=== REQUIREMENT ===
In the listing below, identify each line with the word "essential" and return those lines.

=== DATA TO PROCESS ===

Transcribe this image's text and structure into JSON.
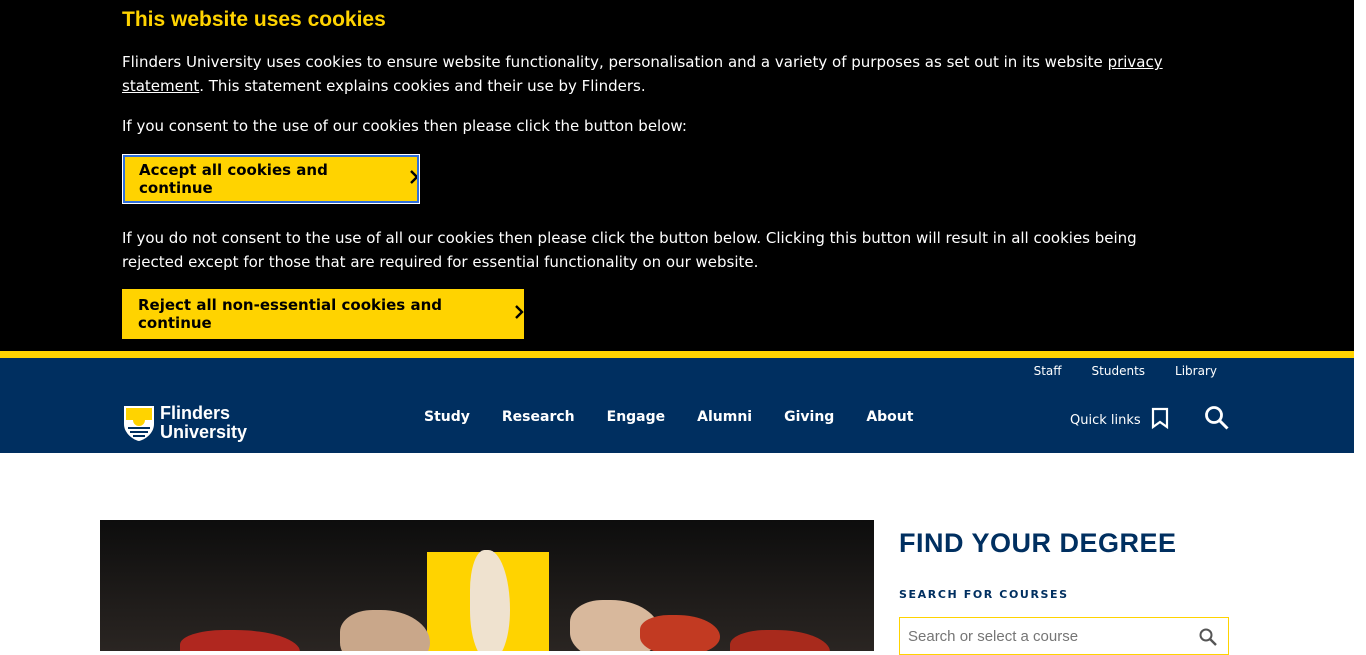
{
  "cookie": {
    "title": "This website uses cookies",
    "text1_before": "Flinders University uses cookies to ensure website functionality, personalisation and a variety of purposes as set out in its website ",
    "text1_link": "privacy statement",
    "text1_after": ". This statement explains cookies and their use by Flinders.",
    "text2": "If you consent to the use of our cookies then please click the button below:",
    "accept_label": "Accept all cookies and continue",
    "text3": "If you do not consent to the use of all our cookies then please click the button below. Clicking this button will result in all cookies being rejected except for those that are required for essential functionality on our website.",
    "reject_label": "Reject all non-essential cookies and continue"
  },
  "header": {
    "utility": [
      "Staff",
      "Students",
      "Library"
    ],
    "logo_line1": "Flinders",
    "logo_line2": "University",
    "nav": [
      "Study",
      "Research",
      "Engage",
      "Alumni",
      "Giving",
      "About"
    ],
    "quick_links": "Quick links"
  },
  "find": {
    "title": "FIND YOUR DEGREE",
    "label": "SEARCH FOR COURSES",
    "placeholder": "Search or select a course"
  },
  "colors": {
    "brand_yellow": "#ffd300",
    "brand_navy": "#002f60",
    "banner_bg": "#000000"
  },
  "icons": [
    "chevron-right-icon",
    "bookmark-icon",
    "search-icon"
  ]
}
==
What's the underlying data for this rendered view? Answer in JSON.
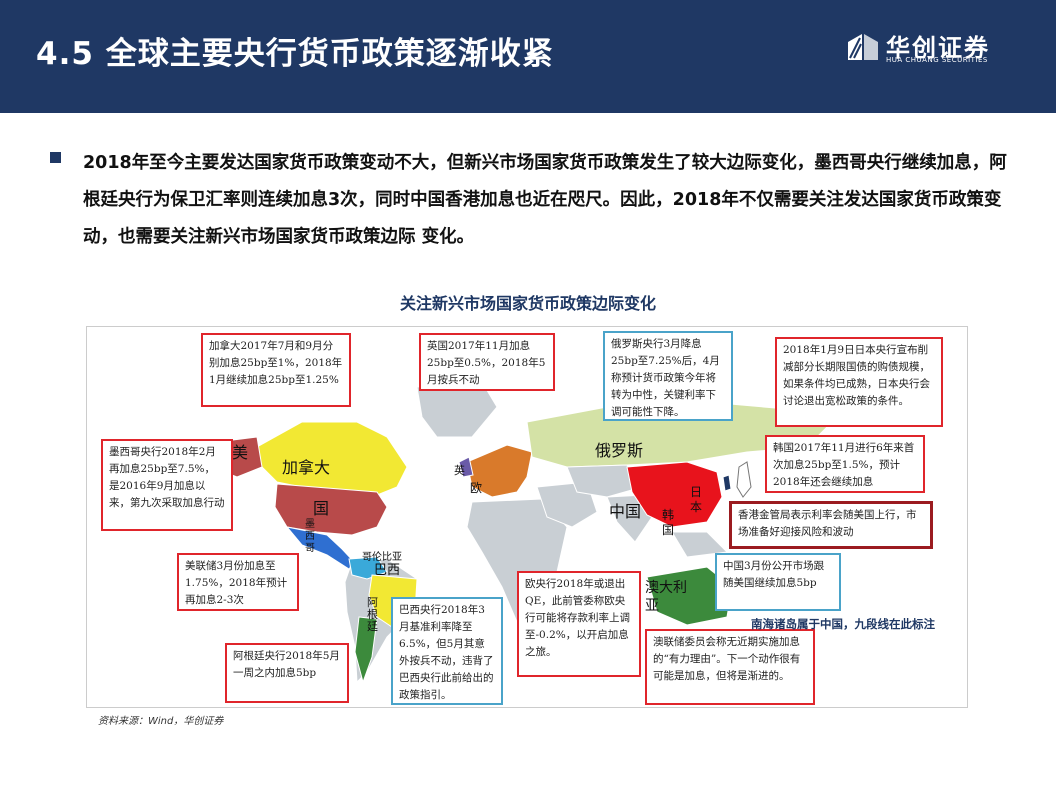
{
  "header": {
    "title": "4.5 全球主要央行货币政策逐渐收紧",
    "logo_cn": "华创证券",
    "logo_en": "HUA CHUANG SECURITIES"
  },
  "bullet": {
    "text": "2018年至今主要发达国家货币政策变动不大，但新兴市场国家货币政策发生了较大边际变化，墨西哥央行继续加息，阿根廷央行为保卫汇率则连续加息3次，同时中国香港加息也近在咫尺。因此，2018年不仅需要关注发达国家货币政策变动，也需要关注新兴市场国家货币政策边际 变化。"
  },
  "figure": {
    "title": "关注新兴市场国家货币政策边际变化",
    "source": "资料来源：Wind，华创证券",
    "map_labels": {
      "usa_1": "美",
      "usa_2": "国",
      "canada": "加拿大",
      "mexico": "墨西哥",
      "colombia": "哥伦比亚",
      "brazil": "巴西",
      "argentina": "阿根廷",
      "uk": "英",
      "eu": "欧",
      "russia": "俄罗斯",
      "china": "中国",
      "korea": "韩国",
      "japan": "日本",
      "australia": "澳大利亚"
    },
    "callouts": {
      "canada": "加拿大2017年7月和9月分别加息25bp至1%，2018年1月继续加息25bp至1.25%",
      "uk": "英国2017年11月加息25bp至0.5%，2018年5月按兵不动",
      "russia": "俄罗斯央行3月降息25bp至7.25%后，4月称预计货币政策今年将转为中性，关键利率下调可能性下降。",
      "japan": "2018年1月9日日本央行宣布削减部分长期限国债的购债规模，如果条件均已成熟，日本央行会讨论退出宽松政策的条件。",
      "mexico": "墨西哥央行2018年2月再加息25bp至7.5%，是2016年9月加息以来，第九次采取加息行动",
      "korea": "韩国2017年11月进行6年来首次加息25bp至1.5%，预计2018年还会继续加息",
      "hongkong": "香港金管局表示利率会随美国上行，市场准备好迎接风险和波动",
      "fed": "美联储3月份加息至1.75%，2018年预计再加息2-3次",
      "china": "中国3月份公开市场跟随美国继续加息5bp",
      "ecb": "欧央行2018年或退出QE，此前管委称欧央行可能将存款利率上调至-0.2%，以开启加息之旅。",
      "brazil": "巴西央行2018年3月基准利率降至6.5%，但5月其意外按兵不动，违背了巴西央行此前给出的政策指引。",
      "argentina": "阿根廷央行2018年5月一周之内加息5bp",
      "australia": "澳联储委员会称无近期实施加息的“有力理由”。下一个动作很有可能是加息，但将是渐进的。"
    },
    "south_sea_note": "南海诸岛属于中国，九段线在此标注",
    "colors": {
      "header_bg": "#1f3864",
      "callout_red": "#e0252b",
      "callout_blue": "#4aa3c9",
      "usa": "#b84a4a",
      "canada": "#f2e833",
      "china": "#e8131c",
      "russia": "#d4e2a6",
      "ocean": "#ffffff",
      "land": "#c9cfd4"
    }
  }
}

=== EXERCISE OUTPUT ===
    "text3": "If you do not consent to the use of all our cookies then please click the button below. Clicking this button will result in all cookies being rejected except for those that are required for essential functionality on our website.",
    "reject_label": "Reject all non-essential cookies and continue"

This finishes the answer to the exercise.